■ What you need to do
What is the number of lines in the data holding the word "this"? Give that number by itself.

━━━━━━━━━━━━━━━━━━━━

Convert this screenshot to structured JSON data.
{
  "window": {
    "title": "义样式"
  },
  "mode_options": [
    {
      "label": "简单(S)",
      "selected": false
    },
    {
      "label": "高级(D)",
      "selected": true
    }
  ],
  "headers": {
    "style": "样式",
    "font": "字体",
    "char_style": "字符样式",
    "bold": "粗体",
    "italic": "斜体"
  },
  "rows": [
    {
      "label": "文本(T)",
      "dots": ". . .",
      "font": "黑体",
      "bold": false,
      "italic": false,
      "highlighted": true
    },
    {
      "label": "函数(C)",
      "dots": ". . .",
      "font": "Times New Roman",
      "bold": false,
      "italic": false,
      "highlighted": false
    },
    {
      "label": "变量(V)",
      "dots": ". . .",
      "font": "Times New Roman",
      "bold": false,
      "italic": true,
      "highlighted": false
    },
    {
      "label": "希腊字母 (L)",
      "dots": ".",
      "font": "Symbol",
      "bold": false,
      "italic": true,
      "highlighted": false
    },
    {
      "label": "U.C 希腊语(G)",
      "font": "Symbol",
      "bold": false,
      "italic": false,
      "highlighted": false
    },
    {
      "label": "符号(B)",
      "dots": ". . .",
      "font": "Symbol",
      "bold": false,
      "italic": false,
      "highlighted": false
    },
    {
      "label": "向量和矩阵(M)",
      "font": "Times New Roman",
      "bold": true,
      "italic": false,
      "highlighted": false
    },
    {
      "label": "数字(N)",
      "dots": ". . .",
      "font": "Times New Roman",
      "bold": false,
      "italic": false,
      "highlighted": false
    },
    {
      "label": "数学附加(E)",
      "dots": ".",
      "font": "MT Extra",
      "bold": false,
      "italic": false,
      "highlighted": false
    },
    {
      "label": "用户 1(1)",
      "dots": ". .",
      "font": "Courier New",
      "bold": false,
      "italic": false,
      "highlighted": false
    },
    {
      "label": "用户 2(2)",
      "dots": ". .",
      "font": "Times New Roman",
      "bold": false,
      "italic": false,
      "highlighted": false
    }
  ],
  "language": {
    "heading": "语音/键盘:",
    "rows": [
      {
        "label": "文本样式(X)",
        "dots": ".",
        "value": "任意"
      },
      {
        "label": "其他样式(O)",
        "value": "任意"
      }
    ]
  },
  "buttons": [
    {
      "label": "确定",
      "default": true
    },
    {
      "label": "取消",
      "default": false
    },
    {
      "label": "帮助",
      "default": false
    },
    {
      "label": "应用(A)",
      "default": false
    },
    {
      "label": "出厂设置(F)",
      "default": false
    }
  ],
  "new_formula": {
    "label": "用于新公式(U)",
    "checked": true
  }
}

━━━━━━━━━━━━━━━━━━━━

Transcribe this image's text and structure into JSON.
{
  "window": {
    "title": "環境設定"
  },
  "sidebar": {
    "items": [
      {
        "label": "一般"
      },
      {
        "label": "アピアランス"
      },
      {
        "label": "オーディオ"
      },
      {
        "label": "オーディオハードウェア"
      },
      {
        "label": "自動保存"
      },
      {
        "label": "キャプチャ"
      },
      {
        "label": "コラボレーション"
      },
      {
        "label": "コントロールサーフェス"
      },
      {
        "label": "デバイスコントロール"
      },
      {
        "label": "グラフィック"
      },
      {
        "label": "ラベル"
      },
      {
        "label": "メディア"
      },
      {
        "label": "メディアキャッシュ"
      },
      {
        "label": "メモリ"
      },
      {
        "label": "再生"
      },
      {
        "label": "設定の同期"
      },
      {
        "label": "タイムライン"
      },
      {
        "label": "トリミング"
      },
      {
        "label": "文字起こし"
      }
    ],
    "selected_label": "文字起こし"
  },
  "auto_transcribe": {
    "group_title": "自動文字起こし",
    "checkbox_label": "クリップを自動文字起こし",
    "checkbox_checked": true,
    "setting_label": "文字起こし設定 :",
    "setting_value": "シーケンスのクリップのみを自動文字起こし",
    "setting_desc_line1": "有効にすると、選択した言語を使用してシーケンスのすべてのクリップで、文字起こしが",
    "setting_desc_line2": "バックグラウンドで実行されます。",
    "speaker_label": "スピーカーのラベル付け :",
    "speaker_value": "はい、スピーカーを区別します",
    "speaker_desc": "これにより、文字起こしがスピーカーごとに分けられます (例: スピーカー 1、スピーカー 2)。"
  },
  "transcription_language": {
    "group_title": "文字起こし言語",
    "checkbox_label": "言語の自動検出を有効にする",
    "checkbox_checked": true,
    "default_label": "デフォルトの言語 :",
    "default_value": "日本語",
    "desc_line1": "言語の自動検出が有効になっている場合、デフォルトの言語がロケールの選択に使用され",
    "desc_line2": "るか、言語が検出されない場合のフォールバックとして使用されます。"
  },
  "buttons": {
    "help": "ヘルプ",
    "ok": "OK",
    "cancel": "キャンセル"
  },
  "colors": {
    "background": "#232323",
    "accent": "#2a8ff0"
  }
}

━━━━━━━━━━━━━━━━━━━━

■ Result
2